Reproduce the listing below exactly. Pictures do not belong in the copy.

Stored records
┌──

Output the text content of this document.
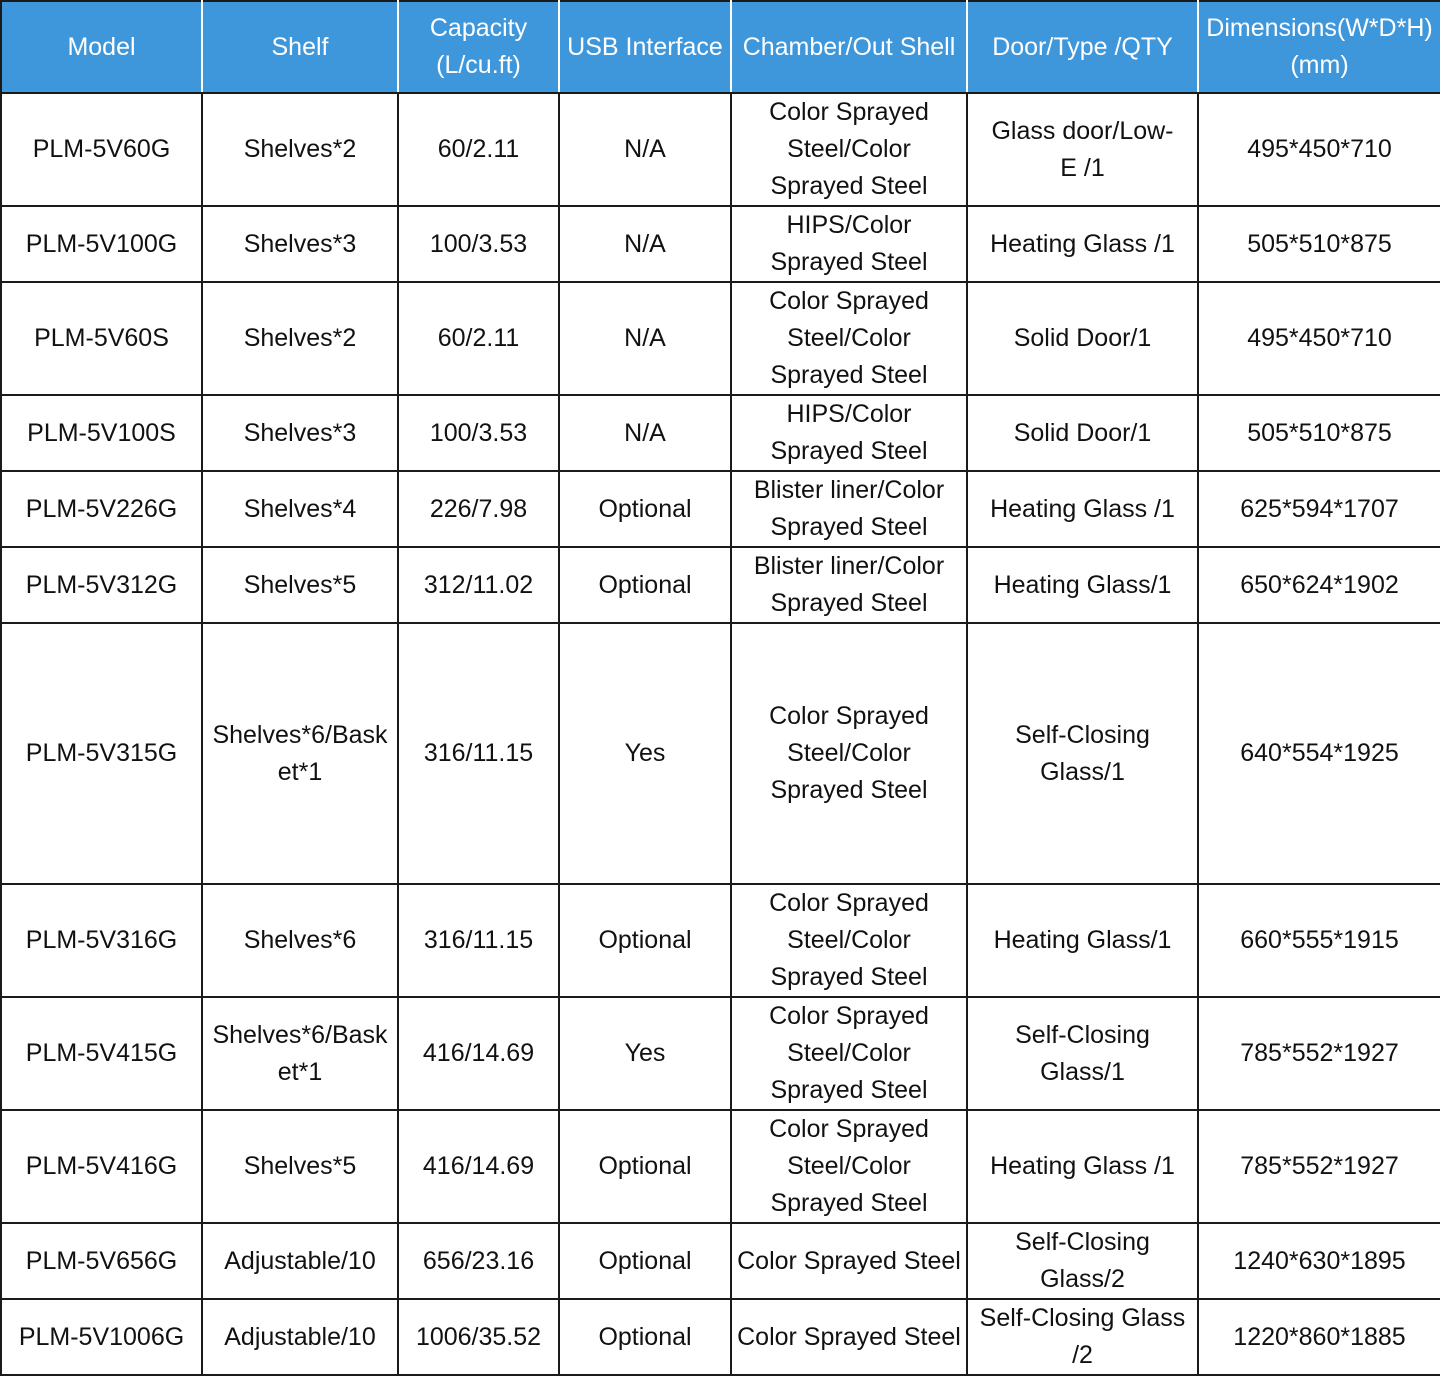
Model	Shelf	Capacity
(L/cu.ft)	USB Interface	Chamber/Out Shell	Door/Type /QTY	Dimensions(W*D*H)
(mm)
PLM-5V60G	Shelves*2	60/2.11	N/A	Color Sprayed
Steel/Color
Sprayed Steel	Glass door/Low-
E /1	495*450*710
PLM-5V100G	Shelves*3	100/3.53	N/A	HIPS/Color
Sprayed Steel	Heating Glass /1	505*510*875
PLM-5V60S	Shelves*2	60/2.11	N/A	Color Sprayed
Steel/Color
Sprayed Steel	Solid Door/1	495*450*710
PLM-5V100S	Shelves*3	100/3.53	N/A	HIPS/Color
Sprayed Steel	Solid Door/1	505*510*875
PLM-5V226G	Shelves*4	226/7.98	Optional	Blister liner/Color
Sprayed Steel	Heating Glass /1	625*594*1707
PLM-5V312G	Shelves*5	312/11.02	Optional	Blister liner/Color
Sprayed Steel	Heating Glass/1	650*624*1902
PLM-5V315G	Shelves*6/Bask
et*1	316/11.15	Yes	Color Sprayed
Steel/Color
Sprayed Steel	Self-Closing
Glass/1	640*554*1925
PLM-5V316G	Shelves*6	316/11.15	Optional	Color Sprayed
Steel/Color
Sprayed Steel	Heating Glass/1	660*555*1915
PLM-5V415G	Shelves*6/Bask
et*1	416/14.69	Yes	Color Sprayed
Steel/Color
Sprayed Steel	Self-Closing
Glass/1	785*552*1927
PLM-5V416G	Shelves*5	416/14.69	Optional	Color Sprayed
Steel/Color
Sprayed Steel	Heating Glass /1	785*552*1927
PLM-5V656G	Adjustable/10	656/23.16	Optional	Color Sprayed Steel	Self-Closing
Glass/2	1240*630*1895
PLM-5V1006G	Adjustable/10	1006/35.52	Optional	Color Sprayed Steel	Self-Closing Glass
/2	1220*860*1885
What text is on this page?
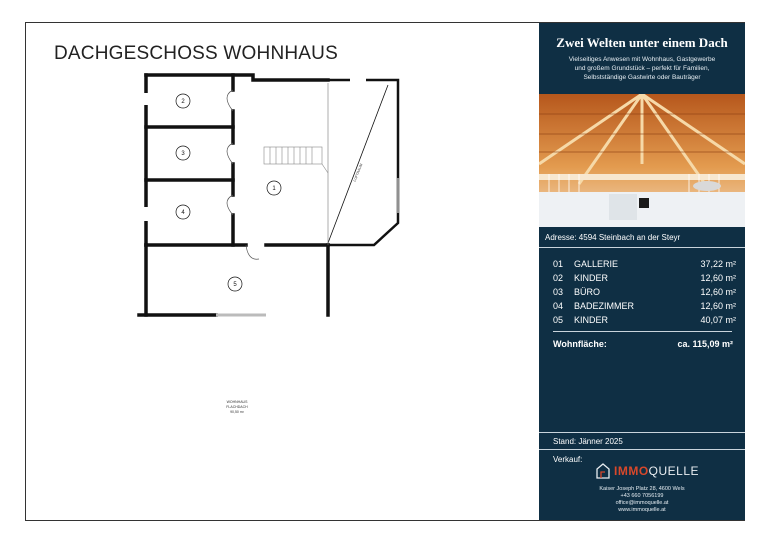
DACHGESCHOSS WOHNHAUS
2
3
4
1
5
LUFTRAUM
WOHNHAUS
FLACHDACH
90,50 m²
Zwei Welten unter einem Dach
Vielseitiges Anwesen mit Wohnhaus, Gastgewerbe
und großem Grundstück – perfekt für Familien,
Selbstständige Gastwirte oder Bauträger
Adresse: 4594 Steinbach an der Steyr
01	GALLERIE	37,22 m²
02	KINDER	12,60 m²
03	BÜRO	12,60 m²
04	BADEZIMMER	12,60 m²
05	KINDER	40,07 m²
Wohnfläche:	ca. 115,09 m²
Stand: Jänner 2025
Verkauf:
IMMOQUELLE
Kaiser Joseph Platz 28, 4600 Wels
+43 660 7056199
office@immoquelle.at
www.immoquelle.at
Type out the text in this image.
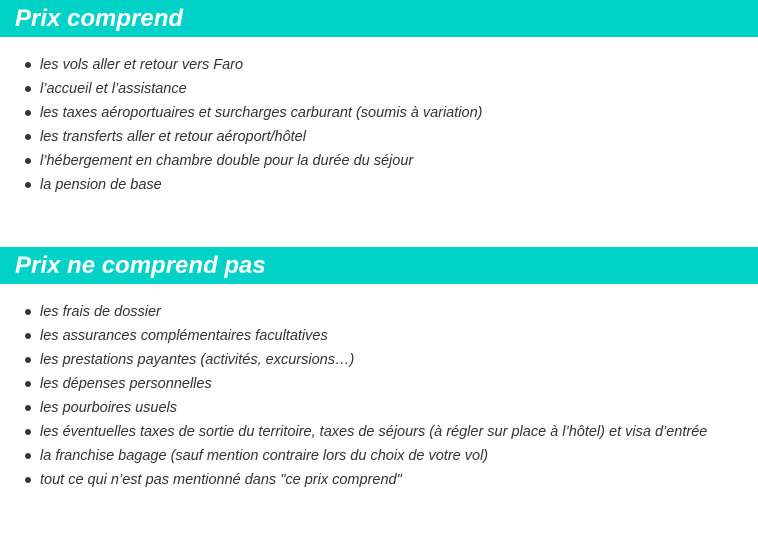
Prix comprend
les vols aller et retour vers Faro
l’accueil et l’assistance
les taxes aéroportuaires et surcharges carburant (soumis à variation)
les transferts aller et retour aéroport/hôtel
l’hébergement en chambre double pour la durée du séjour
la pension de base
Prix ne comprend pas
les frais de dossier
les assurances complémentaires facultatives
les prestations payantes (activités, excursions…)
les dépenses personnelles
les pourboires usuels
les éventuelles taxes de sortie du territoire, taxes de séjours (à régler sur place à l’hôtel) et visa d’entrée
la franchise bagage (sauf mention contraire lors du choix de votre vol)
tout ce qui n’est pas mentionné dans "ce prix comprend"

└──

*Complete answer*
Output the text content of this document.
Model	Shelf	Capacity
(L/cu.ft)	USB Interface	Chamber/Out Shell	Door/Type /QTY	Dimensions(W*D*H)
(mm)
PLM-5V60G	Shelves*2	60/2.11	N/A	Color Sprayed
Steel/Color
Sprayed Steel	Glass door/Low-
E /1	495*450*710
PLM-5V100G	Shelves*3	100/3.53	N/A	HIPS/Color
Sprayed Steel	Heating Glass /1	505*510*875
PLM-5V60S	Shelves*2	60/2.11	N/A	Color Sprayed
Steel/Color
Sprayed Steel	Solid Door/1	495*450*710
PLM-5V100S	Shelves*3	100/3.53	N/A	HIPS/Color
Sprayed Steel	Solid Door/1	505*510*875
PLM-5V226G	Shelves*4	226/7.98	Optional	Blister liner/Color
Sprayed Steel	Heating Glass /1	625*594*1707
PLM-5V312G	Shelves*5	312/11.02	Optional	Blister liner/Color
Sprayed Steel	Heating Glass/1	650*624*1902
PLM-5V315G	Shelves*6/Bask
et*1	316/11.15	Yes	Color Sprayed
Steel/Color
Sprayed Steel	Self-Closing
Glass/1	640*554*1925
PLM-5V316G	Shelves*6	316/11.15	Optional	Color Sprayed
Steel/Color
Sprayed Steel	Heating Glass/1	660*555*1915
PLM-5V415G	Shelves*6/Bask
et*1	416/14.69	Yes	Color Sprayed
Steel/Color
Sprayed Steel	Self-Closing
Glass/1	785*552*1927
PLM-5V416G	Shelves*5	416/14.69	Optional	Color Sprayed
Steel/Color
Sprayed Steel	Heating Glass /1	785*552*1927
PLM-5V656G	Adjustable/10	656/23.16	Optional	Color Sprayed Steel	Self-Closing
Glass/2	1240*630*1895
PLM-5V1006G	Adjustable/10	1006/35.52	Optional	Color Sprayed Steel	Self-Closing Glass
/2	1220*860*1885
What text is on this page?
DACHGESCHOSS WOHNHAUS
2
3
4
1
5
LUFTRAUM
WOHNHAUS
FLACHDACH
90,50 m²
Zwei Welten unter einem Dach
Vielseitiges Anwesen mit Wohnhaus, Gastgewerbe
und großem Grundstück – perfekt für Familien,
Selbstständige Gastwirte oder Bauträger
Adresse: 4594 Steinbach an der Steyr
01	GALLERIE	37,22 m²
02	KINDER	12,60 m²
03	BÜRO	12,60 m²
04	BADEZIMMER	12,60 m²
05	KINDER	40,07 m²
Wohnfläche:	ca. 115,09 m²
Stand: Jänner 2025
Verkauf:
IMMOQUELLE
Kaiser Joseph Platz 28, 4600 Wels
+43 660 7056199
office@immoquelle.at
www.immoquelle.at
Type out the text in this image.
Prix comprend
les vols aller et retour vers Faro
l’accueil et l’assistance
les taxes aéroportuaires et surcharges carburant (soumis à variation)
les transferts aller et retour aéroport/hôtel
l’hébergement en chambre double pour la durée du séjour
la pension de base
Prix ne comprend pas
les frais de dossier
les assurances complémentaires facultatives
les prestations payantes (activités, excursions…)
les dépenses personnelles
les pourboires usuels
les éventuelles taxes de sortie du territoire, taxes de séjours (à régler sur place à l’hôtel) et visa d’entrée
la franchise bagage (sauf mention contraire lors du choix de votre vol)
tout ce qui n’est pas mentionné dans "ce prix comprend"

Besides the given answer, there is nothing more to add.